[Figure record extracts]
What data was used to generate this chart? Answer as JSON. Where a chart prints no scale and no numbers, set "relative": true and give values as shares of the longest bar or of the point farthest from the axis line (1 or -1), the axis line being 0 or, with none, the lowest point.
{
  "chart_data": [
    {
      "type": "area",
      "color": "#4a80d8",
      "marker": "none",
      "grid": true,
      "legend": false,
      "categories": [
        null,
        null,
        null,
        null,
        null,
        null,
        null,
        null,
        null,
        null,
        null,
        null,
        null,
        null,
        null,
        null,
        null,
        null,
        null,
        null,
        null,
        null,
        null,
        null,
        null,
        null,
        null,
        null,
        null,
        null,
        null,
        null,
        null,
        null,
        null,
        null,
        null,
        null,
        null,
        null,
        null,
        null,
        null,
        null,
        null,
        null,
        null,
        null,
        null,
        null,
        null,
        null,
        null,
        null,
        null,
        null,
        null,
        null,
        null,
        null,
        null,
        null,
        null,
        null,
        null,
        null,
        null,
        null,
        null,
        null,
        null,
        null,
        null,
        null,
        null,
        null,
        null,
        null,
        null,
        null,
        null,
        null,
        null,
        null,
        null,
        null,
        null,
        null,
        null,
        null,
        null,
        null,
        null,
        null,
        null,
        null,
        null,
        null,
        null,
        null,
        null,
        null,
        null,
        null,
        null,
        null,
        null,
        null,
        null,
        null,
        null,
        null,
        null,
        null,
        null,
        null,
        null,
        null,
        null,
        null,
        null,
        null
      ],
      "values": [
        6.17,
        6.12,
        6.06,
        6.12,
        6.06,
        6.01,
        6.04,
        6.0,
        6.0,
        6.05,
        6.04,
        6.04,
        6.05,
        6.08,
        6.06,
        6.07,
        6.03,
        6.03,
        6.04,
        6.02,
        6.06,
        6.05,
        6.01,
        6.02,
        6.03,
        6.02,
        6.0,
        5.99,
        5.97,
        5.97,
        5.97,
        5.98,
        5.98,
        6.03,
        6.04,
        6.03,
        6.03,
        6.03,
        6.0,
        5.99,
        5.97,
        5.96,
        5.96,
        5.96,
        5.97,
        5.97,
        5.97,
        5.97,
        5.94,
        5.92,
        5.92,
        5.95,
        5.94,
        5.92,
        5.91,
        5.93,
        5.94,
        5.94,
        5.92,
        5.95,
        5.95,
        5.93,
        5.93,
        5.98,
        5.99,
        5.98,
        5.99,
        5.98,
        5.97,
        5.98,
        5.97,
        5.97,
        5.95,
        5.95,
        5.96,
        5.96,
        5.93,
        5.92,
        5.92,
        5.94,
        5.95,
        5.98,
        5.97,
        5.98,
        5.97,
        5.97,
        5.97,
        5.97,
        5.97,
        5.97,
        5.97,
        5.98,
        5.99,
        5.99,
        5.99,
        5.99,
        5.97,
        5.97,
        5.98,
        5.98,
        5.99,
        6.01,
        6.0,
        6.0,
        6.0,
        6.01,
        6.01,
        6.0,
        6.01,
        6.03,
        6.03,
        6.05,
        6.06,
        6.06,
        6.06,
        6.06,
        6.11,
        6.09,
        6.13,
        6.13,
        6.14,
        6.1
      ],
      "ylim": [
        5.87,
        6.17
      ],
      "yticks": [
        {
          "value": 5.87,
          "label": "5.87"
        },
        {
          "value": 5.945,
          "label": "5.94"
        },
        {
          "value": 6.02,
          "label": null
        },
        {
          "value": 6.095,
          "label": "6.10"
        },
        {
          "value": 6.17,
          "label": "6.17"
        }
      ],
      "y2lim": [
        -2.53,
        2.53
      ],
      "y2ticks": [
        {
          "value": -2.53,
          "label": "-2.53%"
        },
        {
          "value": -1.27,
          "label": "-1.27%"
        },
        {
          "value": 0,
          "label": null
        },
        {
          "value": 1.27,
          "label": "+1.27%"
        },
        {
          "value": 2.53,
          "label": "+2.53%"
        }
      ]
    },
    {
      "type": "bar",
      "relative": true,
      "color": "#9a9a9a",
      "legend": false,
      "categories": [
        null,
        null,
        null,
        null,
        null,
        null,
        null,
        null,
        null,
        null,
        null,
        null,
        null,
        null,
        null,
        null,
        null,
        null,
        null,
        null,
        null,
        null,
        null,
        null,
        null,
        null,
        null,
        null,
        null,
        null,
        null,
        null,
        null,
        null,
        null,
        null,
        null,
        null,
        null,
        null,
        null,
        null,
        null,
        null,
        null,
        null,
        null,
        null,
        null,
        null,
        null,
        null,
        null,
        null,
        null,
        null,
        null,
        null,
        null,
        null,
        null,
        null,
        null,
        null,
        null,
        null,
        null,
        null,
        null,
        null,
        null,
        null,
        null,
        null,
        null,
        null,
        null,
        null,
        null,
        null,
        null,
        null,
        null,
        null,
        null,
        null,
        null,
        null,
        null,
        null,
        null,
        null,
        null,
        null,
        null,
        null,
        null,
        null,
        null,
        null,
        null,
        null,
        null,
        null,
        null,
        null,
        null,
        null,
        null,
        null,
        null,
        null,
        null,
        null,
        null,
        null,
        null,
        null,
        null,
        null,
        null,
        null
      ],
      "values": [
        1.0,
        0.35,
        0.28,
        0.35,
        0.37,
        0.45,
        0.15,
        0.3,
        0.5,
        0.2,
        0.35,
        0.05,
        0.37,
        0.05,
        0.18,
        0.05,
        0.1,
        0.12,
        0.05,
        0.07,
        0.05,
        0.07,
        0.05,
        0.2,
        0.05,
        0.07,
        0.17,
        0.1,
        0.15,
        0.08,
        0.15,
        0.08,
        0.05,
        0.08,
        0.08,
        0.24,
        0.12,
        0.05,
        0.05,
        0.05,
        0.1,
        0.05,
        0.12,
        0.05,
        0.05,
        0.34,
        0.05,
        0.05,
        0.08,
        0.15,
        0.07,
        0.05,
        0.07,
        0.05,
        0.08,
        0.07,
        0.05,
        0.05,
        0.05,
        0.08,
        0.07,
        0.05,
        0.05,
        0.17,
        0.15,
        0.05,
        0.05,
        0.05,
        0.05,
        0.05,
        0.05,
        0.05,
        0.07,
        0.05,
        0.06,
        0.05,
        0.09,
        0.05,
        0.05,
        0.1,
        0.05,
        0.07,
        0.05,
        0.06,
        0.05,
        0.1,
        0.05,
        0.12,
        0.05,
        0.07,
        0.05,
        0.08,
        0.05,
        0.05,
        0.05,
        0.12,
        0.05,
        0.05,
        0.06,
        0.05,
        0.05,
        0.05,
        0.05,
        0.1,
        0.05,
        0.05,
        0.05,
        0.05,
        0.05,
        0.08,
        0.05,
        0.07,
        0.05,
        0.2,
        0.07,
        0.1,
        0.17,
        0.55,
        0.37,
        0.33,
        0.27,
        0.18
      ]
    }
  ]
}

→ **Exercise goal**
Reproduce the complete data exactly as presented above.

→ **Exercise response**
What data was used to generate this chart? Answer as JSON. Where a chart prints no scale and no numbers, set "relative": true and give values as shares of the longest bar or of the point farthest from the axis line (1 or -1), the axis line being 0 or, with none, the lowest point.
{
  "chart_data": [
    {
      "type": "area",
      "color": "#4a80d8",
      "marker": "none",
      "grid": true,
      "legend": false,
      "categories": [
        null,
        null,
        null,
        null,
        null,
        null,
        null,
        null,
        null,
        null,
        null,
        null,
        null,
        null,
        null,
        null,
        null,
        null,
        null,
        null,
        null,
        null,
        null,
        null,
        null,
        null,
        null,
        null,
        null,
        null,
        null,
        null,
        null,
        null,
        null,
        null,
        null,
        null,
        null,
        null,
        null,
        null,
        null,
        null,
        null,
        null,
        null,
        null,
        null,
        null,
        null,
        null,
        null,
        null,
        null,
        null,
        null,
        null,
        null,
        null,
        null,
        null,
        null,
        null,
        null,
        null,
        null,
        null,
        null,
        null,
        null,
        null,
        null,
        null,
        null,
        null,
        null,
        null,
        null,
        null,
        null,
        null,
        null,
        null,
        null,
        null,
        null,
        null,
        null,
        null,
        null,
        null,
        null,
        null,
        null,
        null,
        null,
        null,
        null,
        null,
        null,
        null,
        null,
        null,
        null,
        null,
        null,
        null,
        null,
        null,
        null,
        null,
        null,
        null,
        null,
        null,
        null,
        null,
        null,
        null,
        null,
        null
      ],
      "values": [
        6.17,
        6.12,
        6.06,
        6.12,
        6.06,
        6.01,
        6.04,
        6.0,
        6.0,
        6.05,
        6.04,
        6.04,
        6.05,
        6.08,
        6.06,
        6.07,
        6.03,
        6.03,
        6.04,
        6.02,
        6.06,
        6.05,
        6.01,
        6.02,
        6.03,
        6.02,
        6.0,
        5.99,
        5.97,
        5.97,
        5.97,
        5.98,
        5.98,
        6.03,
        6.04,
        6.03,
        6.03,
        6.03,
        6.0,
        5.99,
        5.97,
        5.96,
        5.96,
        5.96,
        5.97,
        5.97,
        5.97,
        5.97,
        5.94,
        5.92,
        5.92,
        5.95,
        5.94,
        5.92,
        5.91,
        5.93,
        5.94,
        5.94,
        5.92,
        5.95,
        5.95,
        5.93,
        5.93,
        5.98,
        5.99,
        5.98,
        5.99,
        5.98,
        5.97,
        5.98,
        5.97,
        5.97,
        5.95,
        5.95,
        5.96,
        5.96,
        5.93,
        5.92,
        5.92,
        5.94,
        5.95,
        5.98,
        5.97,
        5.98,
        5.97,
        5.97,
        5.97,
        5.97,
        5.97,
        5.97,
        5.97,
        5.98,
        5.99,
        5.99,
        5.99,
        5.99,
        5.97,
        5.97,
        5.98,
        5.98,
        5.99,
        6.01,
        6.0,
        6.0,
        6.0,
        6.01,
        6.01,
        6.0,
        6.01,
        6.03,
        6.03,
        6.05,
        6.06,
        6.06,
        6.06,
        6.06,
        6.11,
        6.09,
        6.13,
        6.13,
        6.14,
        6.1
      ],
      "ylim": [
        5.87,
        6.17
      ],
      "yticks": [
        {
          "value": 5.87,
          "label": "5.87"
        },
        {
          "value": 5.945,
          "label": "5.94"
        },
        {
          "value": 6.02,
          "label": null
        },
        {
          "value": 6.095,
          "label": "6.10"
        },
        {
          "value": 6.17,
          "label": "6.17"
        }
      ],
      "y2lim": [
        -2.53,
        2.53
      ],
      "y2ticks": [
        {
          "value": -2.53,
          "label": "-2.53%"
        },
        {
          "value": -1.27,
          "label": "-1.27%"
        },
        {
          "value": 0,
          "label": null
        },
        {
          "value": 1.27,
          "label": "+1.27%"
        },
        {
          "value": 2.53,
          "label": "+2.53%"
        }
      ]
    },
    {
      "type": "bar",
      "relative": true,
      "color": "#9a9a9a",
      "legend": false,
      "categories": [
        null,
        null,
        null,
        null,
        null,
        null,
        null,
        null,
        null,
        null,
        null,
        null,
        null,
        null,
        null,
        null,
        null,
        null,
        null,
        null,
        null,
        null,
        null,
        null,
        null,
        null,
        null,
        null,
        null,
        null,
        null,
        null,
        null,
        null,
        null,
        null,
        null,
        null,
        null,
        null,
        null,
        null,
        null,
        null,
        null,
        null,
        null,
        null,
        null,
        null,
        null,
        null,
        null,
        null,
        null,
        null,
        null,
        null,
        null,
        null,
        null,
        null,
        null,
        null,
        null,
        null,
        null,
        null,
        null,
        null,
        null,
        null,
        null,
        null,
        null,
        null,
        null,
        null,
        null,
        null,
        null,
        null,
        null,
        null,
        null,
        null,
        null,
        null,
        null,
        null,
        null,
        null,
        null,
        null,
        null,
        null,
        null,
        null,
        null,
        null,
        null,
        null,
        null,
        null,
        null,
        null,
        null,
        null,
        null,
        null,
        null,
        null,
        null,
        null,
        null,
        null,
        null,
        null,
        null,
        null,
        null,
        null
      ],
      "values": [
        1.0,
        0.35,
        0.28,
        0.35,
        0.37,
        0.45,
        0.15,
        0.3,
        0.5,
        0.2,
        0.35,
        0.05,
        0.37,
        0.05,
        0.18,
        0.05,
        0.1,
        0.12,
        0.05,
        0.07,
        0.05,
        0.07,
        0.05,
        0.2,
        0.05,
        0.07,
        0.17,
        0.1,
        0.15,
        0.08,
        0.15,
        0.08,
        0.05,
        0.08,
        0.08,
        0.24,
        0.12,
        0.05,
        0.05,
        0.05,
        0.1,
        0.05,
        0.12,
        0.05,
        0.05,
        0.34,
        0.05,
        0.05,
        0.08,
        0.15,
        0.07,
        0.05,
        0.07,
        0.05,
        0.08,
        0.07,
        0.05,
        0.05,
        0.05,
        0.08,
        0.07,
        0.05,
        0.05,
        0.17,
        0.15,
        0.05,
        0.05,
        0.05,
        0.05,
        0.05,
        0.05,
        0.05,
        0.07,
        0.05,
        0.06,
        0.05,
        0.09,
        0.05,
        0.05,
        0.1,
        0.05,
        0.07,
        0.05,
        0.06,
        0.05,
        0.1,
        0.05,
        0.12,
        0.05,
        0.07,
        0.05,
        0.08,
        0.05,
        0.05,
        0.05,
        0.12,
        0.05,
        0.05,
        0.06,
        0.05,
        0.05,
        0.05,
        0.05,
        0.1,
        0.05,
        0.05,
        0.05,
        0.05,
        0.05,
        0.08,
        0.05,
        0.07,
        0.05,
        0.2,
        0.07,
        0.1,
        0.17,
        0.55,
        0.37,
        0.33,
        0.27,
        0.18
      ]
    }
  ]
}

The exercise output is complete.